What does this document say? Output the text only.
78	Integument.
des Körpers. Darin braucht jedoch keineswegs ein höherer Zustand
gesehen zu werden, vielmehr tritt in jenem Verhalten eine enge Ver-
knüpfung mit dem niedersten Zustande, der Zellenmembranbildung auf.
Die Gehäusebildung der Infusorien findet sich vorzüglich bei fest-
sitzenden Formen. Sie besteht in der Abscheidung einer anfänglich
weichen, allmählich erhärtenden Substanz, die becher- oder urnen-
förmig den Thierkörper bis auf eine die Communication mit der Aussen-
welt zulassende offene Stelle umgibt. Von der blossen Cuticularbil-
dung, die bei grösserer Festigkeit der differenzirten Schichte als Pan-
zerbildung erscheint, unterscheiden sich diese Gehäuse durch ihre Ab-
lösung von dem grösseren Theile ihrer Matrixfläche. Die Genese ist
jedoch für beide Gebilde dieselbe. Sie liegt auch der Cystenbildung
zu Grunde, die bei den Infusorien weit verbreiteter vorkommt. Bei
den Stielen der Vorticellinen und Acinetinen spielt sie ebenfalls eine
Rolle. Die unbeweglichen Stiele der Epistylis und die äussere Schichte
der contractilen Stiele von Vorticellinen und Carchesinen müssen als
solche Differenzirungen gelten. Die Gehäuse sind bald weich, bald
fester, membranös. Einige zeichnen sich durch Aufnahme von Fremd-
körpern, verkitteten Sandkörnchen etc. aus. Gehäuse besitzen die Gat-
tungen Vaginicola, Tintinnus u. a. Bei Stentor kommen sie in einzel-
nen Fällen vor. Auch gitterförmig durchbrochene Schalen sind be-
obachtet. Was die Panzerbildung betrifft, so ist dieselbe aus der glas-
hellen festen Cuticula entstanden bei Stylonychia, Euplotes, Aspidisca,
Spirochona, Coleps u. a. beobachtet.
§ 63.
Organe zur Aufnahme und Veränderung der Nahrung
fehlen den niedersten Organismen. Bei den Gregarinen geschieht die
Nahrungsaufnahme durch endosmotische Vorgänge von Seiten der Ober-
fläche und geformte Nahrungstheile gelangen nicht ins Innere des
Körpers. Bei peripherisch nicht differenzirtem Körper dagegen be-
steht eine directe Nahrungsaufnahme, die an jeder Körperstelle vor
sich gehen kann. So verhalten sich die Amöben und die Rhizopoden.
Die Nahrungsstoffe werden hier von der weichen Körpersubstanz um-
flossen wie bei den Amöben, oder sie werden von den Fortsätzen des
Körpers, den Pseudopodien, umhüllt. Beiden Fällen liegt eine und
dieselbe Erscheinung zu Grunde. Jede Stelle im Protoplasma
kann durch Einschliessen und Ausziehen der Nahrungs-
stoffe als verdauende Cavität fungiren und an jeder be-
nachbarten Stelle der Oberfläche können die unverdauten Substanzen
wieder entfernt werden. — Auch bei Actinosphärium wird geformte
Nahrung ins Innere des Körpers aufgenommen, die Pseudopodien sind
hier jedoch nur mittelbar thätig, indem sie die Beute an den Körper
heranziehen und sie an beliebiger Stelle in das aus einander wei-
++++
Out of the entries, report each line that contains the word "werden".

gesehen zu werden, vielmehr tritt in jenem Verhalten eine enge Ver-
Die Nahrungsstoffe werden hier von der weichen Körpersubstanz um-
flossen wie bei den Amöben, oder sie werden von den Fortsätzen des
wieder entfernt werden. — Auch bei Actinosphärium wird geformte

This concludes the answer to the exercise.